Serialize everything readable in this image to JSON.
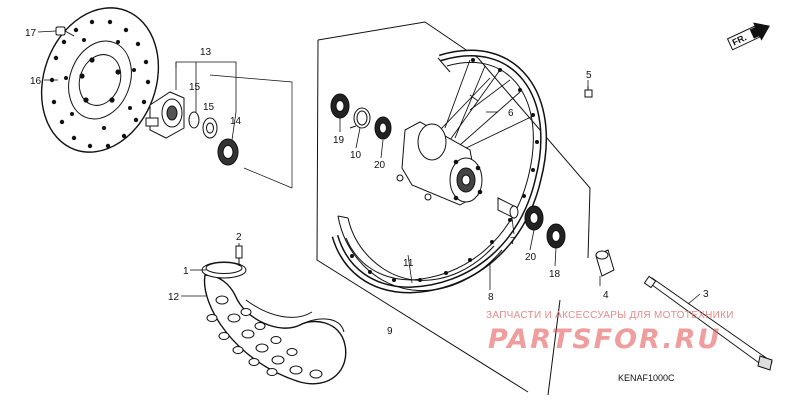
{
  "callouts": [
    "1",
    "2",
    "3",
    "4",
    "5",
    "6",
    "7",
    "8",
    "9",
    "10",
    "11",
    "12",
    "13",
    "14",
    "15",
    "15",
    "16",
    "17",
    "18",
    "19",
    "20",
    "20"
  ],
  "diagram_code": "KENAF1000C",
  "direction_label": "FR.",
  "watermark": {
    "tagline": "ЗАПЧАСТИ И АКСЕССУАРЫ ДЛЯ МОТОТЕХНИКИ",
    "site": "PARTSFOR.RU",
    "color": "#e24c4c"
  }
}
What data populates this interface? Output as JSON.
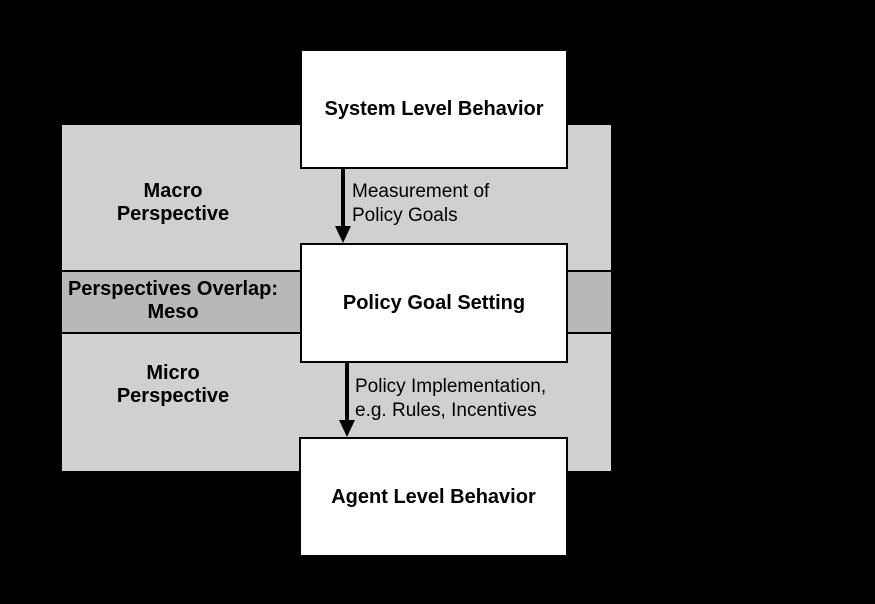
{
  "diagram": {
    "boxes": [
      {
        "id": "system",
        "label": "System Level Behavior"
      },
      {
        "id": "policy",
        "label": "Policy Goal Setting"
      },
      {
        "id": "agent",
        "label": "Agent Level Behavior"
      }
    ],
    "bands": [
      {
        "id": "macro",
        "line1": "Macro",
        "line2": "Perspective"
      },
      {
        "id": "meso",
        "line1": "Perspectives Overlap:",
        "line2": "Meso"
      },
      {
        "id": "micro",
        "line1": "Micro",
        "line2": "Perspective"
      }
    ],
    "arrows": [
      {
        "id": "measurement",
        "line1": "Measurement of",
        "line2": "Policy Goals"
      },
      {
        "id": "implementation",
        "line1": "Policy Implementation,",
        "line2": "e.g. Rules, Incentives"
      }
    ],
    "colors": {
      "bg": "#000000",
      "band-light": "#d0d0d0",
      "band-dark": "#b8b8b8",
      "box-fill": "#ffffff",
      "line-color": "#000000",
      "text-color": "#000000"
    }
  }
}
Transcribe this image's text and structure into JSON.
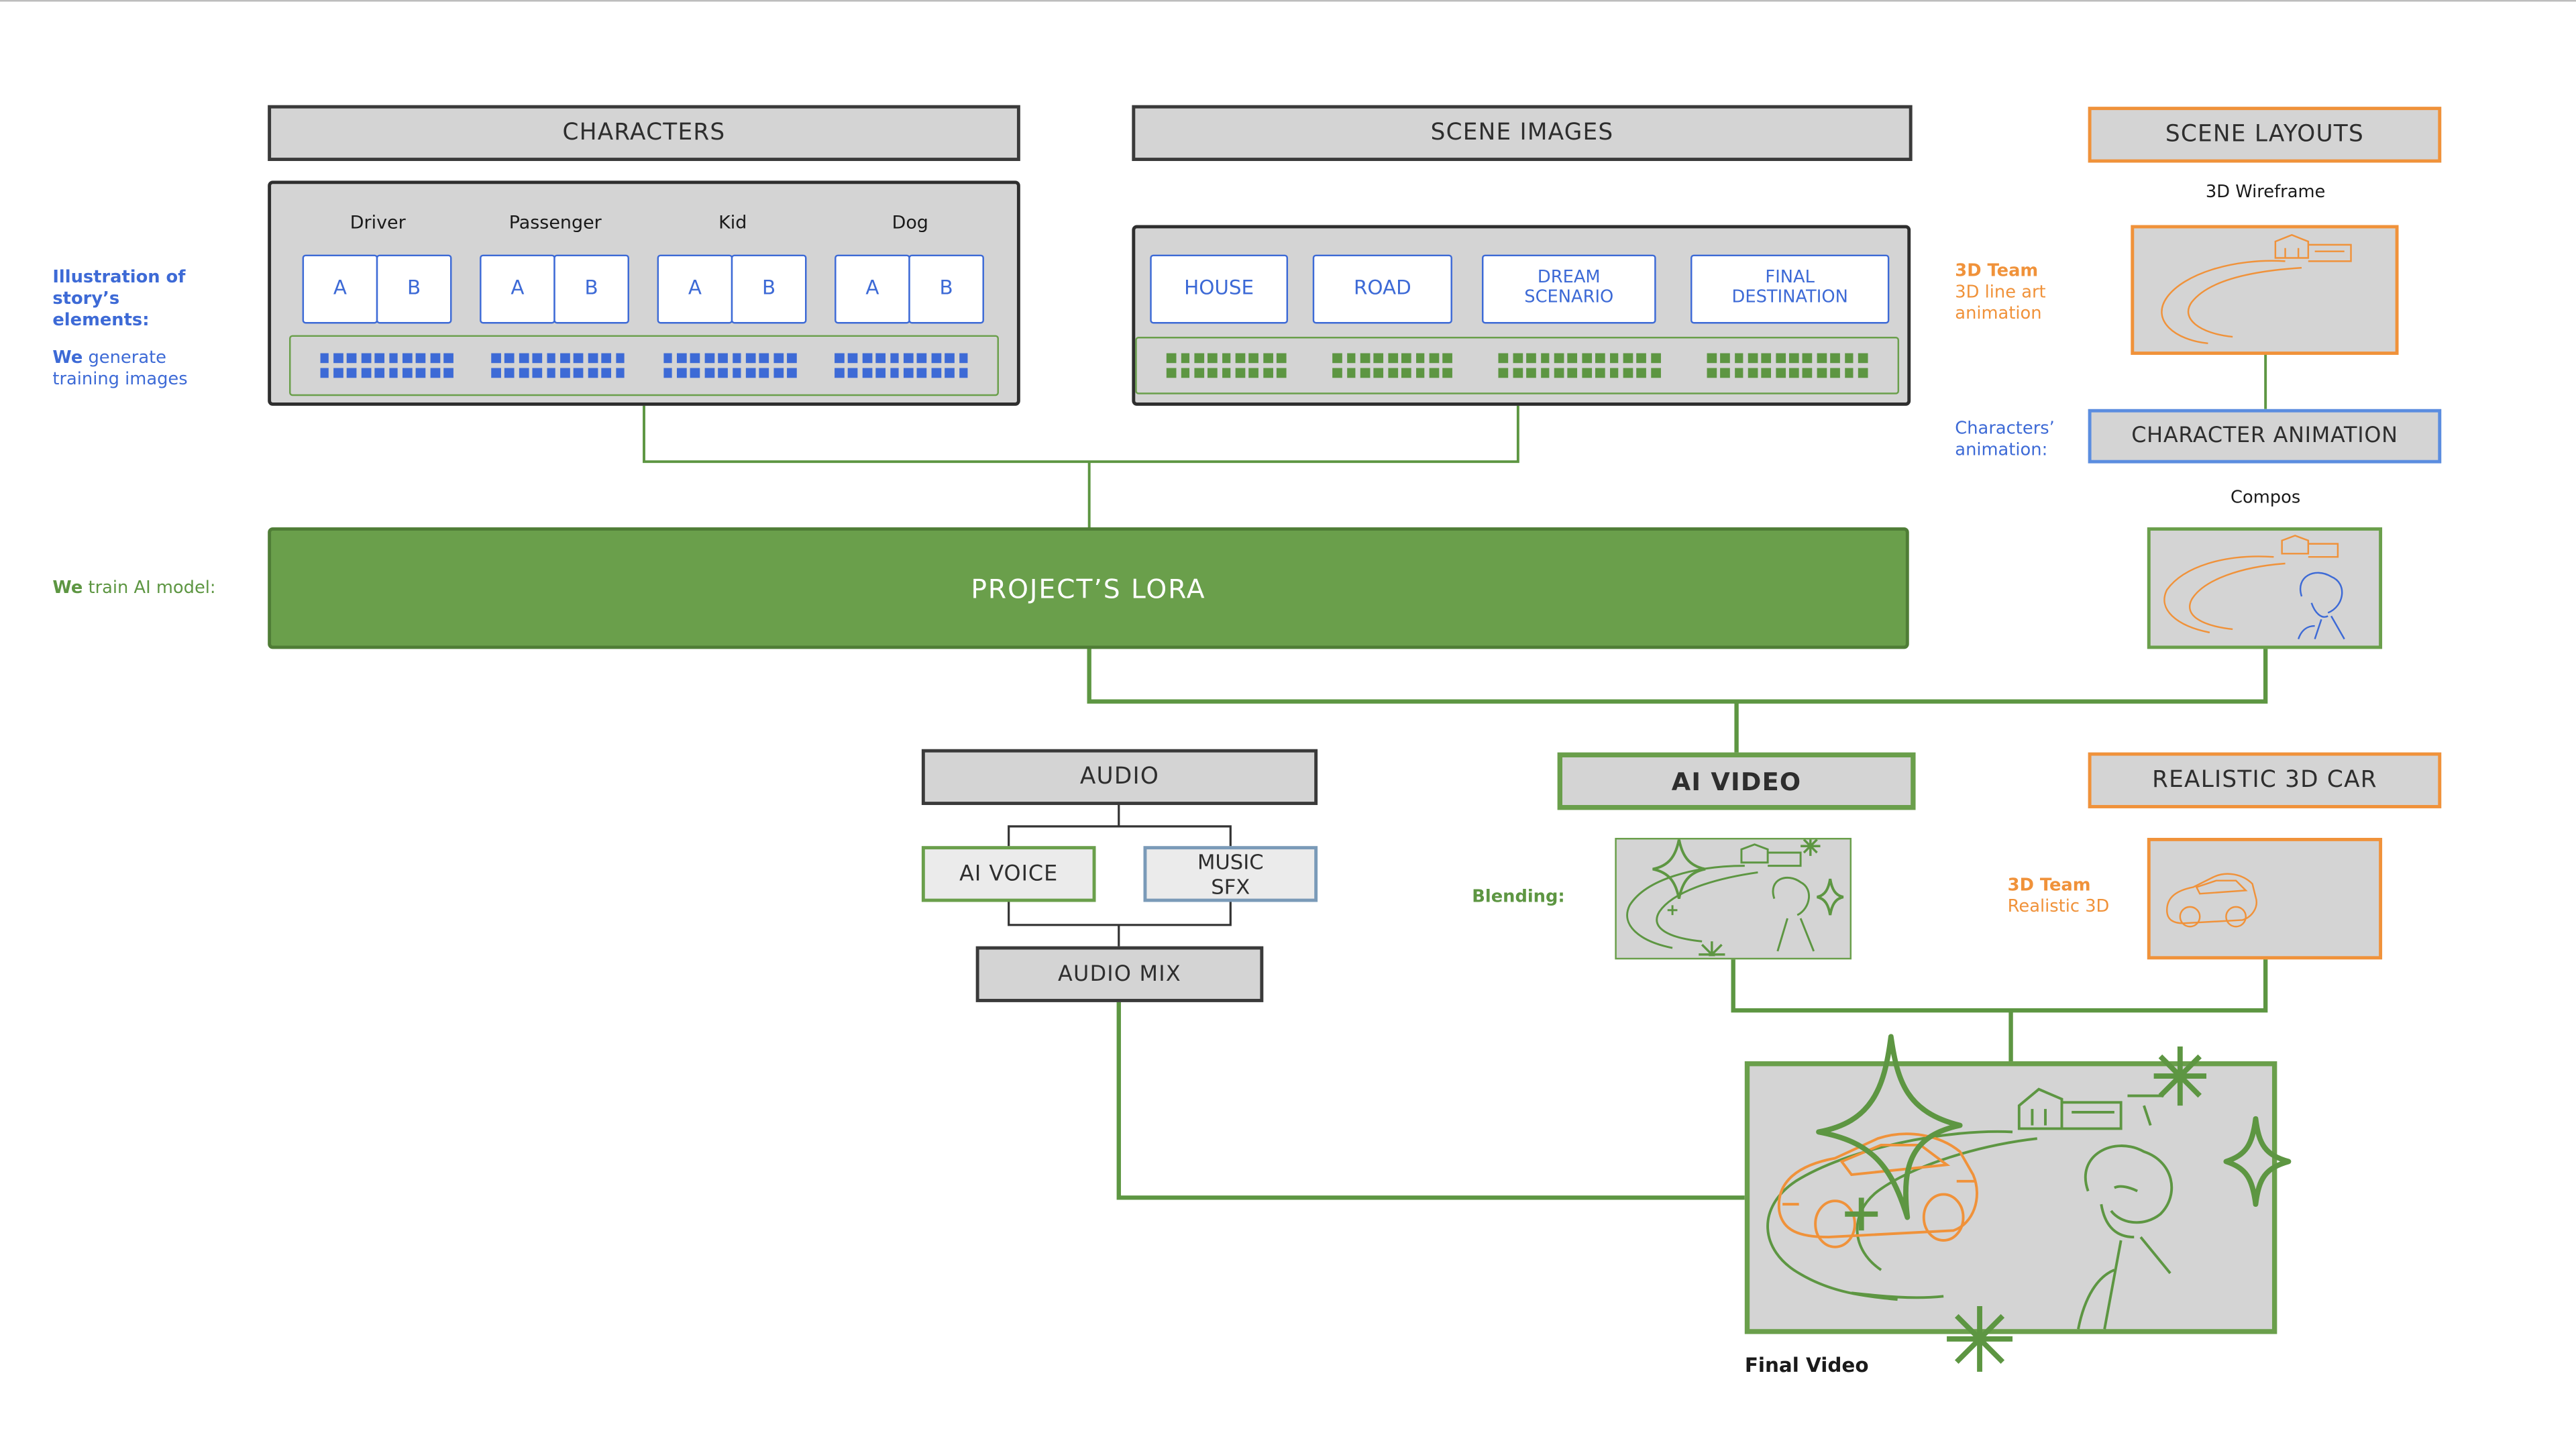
{
  "headers": {
    "characters": "CHARACTERS",
    "scene_images": "SCENE IMAGES",
    "scene_layouts": "SCENE LAYOUTS",
    "character_animation": "CHARACTER ANIMATION",
    "lora": "PROJECT’S LORA",
    "audio": "AUDIO",
    "ai_video": "AI VIDEO",
    "realistic_car": "REALISTIC 3D CAR",
    "audio_mix": "AUDIO MIX"
  },
  "characters": [
    {
      "name": "Driver",
      "a": "A",
      "b": "B"
    },
    {
      "name": "Passenger",
      "a": "A",
      "b": "B"
    },
    {
      "name": "Kid",
      "a": "A",
      "b": "B"
    },
    {
      "name": "Dog",
      "a": "A",
      "b": "B"
    }
  ],
  "scenes": [
    "HOUSE",
    "ROAD",
    "DREAM SCENARIO",
    "FINAL DESTINATION"
  ],
  "audio_inputs": [
    "AI VOICE",
    "MUSIC SFX"
  ],
  "side_labels": {
    "illustration_bold": "Illustration of story’s elements:",
    "generate_bold": "We",
    "generate_rest": "generate training images",
    "train_bold": "We",
    "train_rest": "train AI model:",
    "team1_bold": "3D Team",
    "team1_rest": "3D line art animation",
    "char_anim": "Characters’ animation:",
    "blending": "Blending:",
    "team2_bold": "3D Team",
    "team2_rest": "Realistic 3D"
  },
  "captions": {
    "wireframe": "3D Wireframe",
    "compos": "Compos",
    "final_video": "Final Video"
  },
  "colors": {
    "green": "#5d9642",
    "lora_fill": "#6a9f4b",
    "blue": "#3d6ad6",
    "orange": "#f0923a",
    "grey_fill": "#d4d4d4"
  }
}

· · · · ·

▶ _Written problem_
Sift through the entries and copy every line with "Level".

▶ _Answer for this exercise_
        "label": "System Level Behavior"
        "label": "Agent Level Behavior"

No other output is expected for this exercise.